**Working data**
_ _ _
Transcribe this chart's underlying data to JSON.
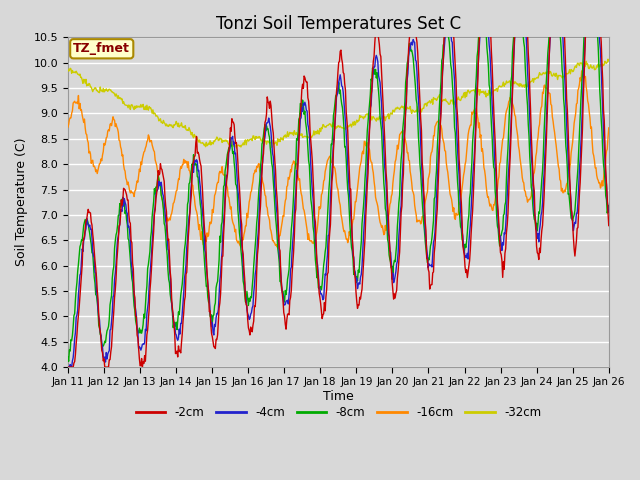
{
  "title": "Tonzi Soil Temperatures Set C",
  "xlabel": "Time",
  "ylabel": "Soil Temperature (C)",
  "ylim": [
    4.0,
    10.5
  ],
  "background_color": "#d8d8d8",
  "plot_bg_color": "#d8d8d8",
  "grid_color": "#ffffff",
  "series_colors": {
    "-2cm": "#cc0000",
    "-4cm": "#2222cc",
    "-8cm": "#00aa00",
    "-16cm": "#ff8800",
    "-32cm": "#cccc00"
  },
  "legend_labels": [
    "-2cm",
    "-4cm",
    "-8cm",
    "-16cm",
    "-32cm"
  ],
  "annotation_text": "TZ_fmet",
  "annotation_bg": "#ffffcc",
  "annotation_border": "#aa8800",
  "annotation_text_color": "#880000",
  "x_tick_labels": [
    "Jan 11",
    "Jan 12",
    "Jan 13",
    "Jan 14",
    "Jan 15",
    "Jan 16",
    "Jan 17",
    "Jan 18",
    "Jan 19",
    "Jan 20",
    "Jan 21",
    "Jan 22",
    "Jan 23",
    "Jan 24",
    "Jan 25",
    "Jan 26"
  ],
  "yticks": [
    4.0,
    4.5,
    5.0,
    5.5,
    6.0,
    6.5,
    7.0,
    7.5,
    8.0,
    8.5,
    9.0,
    9.5,
    10.0,
    10.5
  ],
  "title_fontsize": 12,
  "n_days": 15
}
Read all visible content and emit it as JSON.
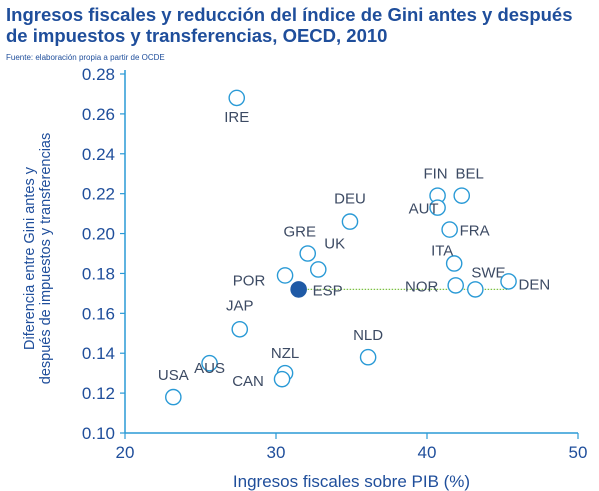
_ _ _
**Prompt**
Count the lines of the data that contain the string "Soil", and reply with that number alone.

**Full answer**
2